Extracted records »
○ ○ ○ ○ ○ ○ ○

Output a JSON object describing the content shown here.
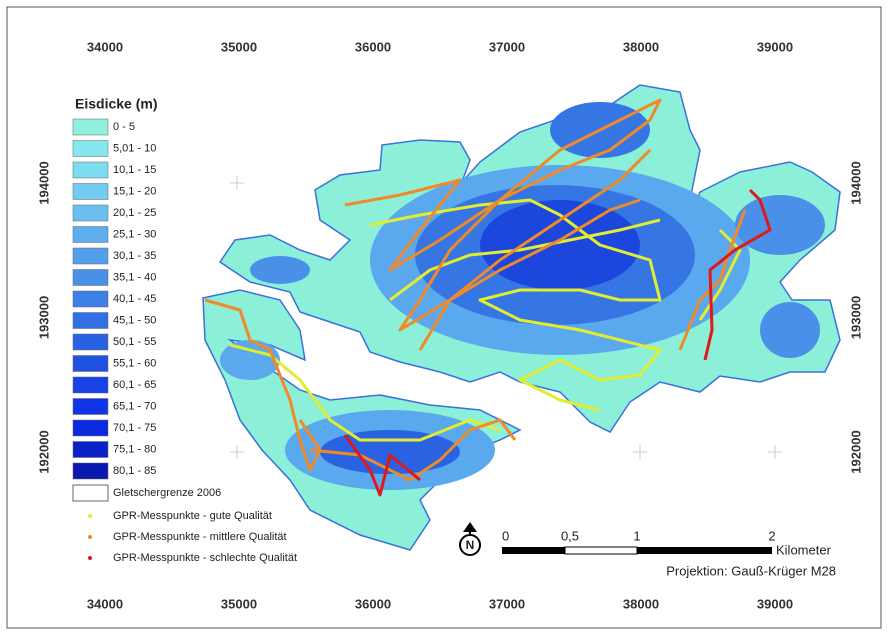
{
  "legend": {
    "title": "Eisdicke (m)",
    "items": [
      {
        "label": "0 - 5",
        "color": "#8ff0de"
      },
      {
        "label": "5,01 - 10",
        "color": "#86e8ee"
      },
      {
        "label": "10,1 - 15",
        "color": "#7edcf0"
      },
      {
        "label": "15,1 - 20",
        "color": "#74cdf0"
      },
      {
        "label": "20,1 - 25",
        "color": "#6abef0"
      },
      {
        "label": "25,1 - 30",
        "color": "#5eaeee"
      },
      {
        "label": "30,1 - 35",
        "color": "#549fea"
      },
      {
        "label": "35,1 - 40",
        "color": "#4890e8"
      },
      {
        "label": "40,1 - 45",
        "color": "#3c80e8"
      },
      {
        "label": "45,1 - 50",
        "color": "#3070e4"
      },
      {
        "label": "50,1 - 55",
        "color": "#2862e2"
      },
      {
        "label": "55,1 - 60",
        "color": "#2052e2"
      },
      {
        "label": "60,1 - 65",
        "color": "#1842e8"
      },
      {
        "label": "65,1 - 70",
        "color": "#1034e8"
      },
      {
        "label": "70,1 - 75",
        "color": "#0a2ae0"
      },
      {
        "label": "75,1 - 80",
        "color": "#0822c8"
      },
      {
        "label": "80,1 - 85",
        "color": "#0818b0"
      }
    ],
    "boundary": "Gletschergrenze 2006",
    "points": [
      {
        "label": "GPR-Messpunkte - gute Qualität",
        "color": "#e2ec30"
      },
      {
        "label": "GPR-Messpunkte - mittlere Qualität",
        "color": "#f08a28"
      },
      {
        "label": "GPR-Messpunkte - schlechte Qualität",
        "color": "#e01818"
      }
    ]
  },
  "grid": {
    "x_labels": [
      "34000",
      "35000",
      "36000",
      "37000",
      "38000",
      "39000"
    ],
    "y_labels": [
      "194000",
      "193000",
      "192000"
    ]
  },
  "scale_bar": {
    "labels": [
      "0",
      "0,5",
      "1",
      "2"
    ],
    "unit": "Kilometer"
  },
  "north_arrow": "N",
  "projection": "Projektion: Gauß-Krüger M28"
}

○ ○ ○ ○ ○ ○ ○

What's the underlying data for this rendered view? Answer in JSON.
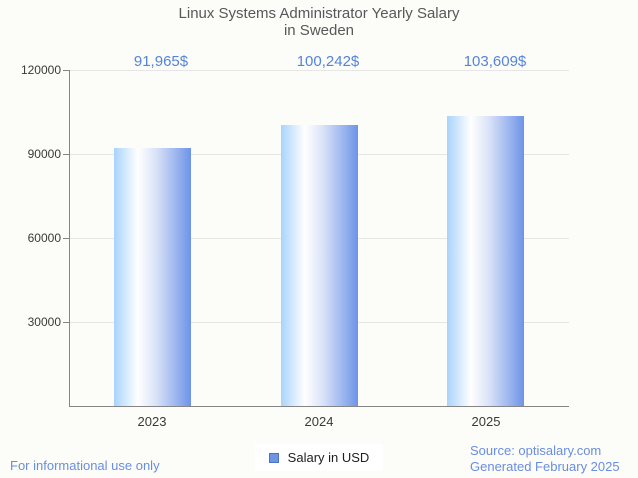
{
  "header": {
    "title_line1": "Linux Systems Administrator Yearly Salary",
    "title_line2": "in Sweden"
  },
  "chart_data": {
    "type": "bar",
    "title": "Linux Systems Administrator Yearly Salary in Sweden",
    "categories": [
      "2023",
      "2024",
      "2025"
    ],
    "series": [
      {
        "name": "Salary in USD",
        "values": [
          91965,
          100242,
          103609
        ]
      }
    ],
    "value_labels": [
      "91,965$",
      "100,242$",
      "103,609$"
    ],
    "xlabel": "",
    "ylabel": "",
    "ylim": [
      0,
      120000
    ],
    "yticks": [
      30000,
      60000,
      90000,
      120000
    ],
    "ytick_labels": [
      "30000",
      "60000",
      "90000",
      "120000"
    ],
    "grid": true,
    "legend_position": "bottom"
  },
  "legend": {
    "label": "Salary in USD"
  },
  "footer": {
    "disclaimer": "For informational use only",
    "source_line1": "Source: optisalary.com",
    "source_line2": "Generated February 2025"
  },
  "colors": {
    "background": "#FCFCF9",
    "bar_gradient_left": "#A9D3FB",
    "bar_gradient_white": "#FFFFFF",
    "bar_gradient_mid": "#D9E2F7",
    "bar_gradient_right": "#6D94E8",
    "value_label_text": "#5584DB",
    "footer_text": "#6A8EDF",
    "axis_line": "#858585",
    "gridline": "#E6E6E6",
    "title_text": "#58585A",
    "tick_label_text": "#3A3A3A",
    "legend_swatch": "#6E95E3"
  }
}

○ ○ ○ ○ ○ ○ ○

Using the listing above, locate the lines that hold "JSON" and copy each one.

Output a JSON object describing the content shown here.
What's the underlying data for this rendered view? Answer in JSON.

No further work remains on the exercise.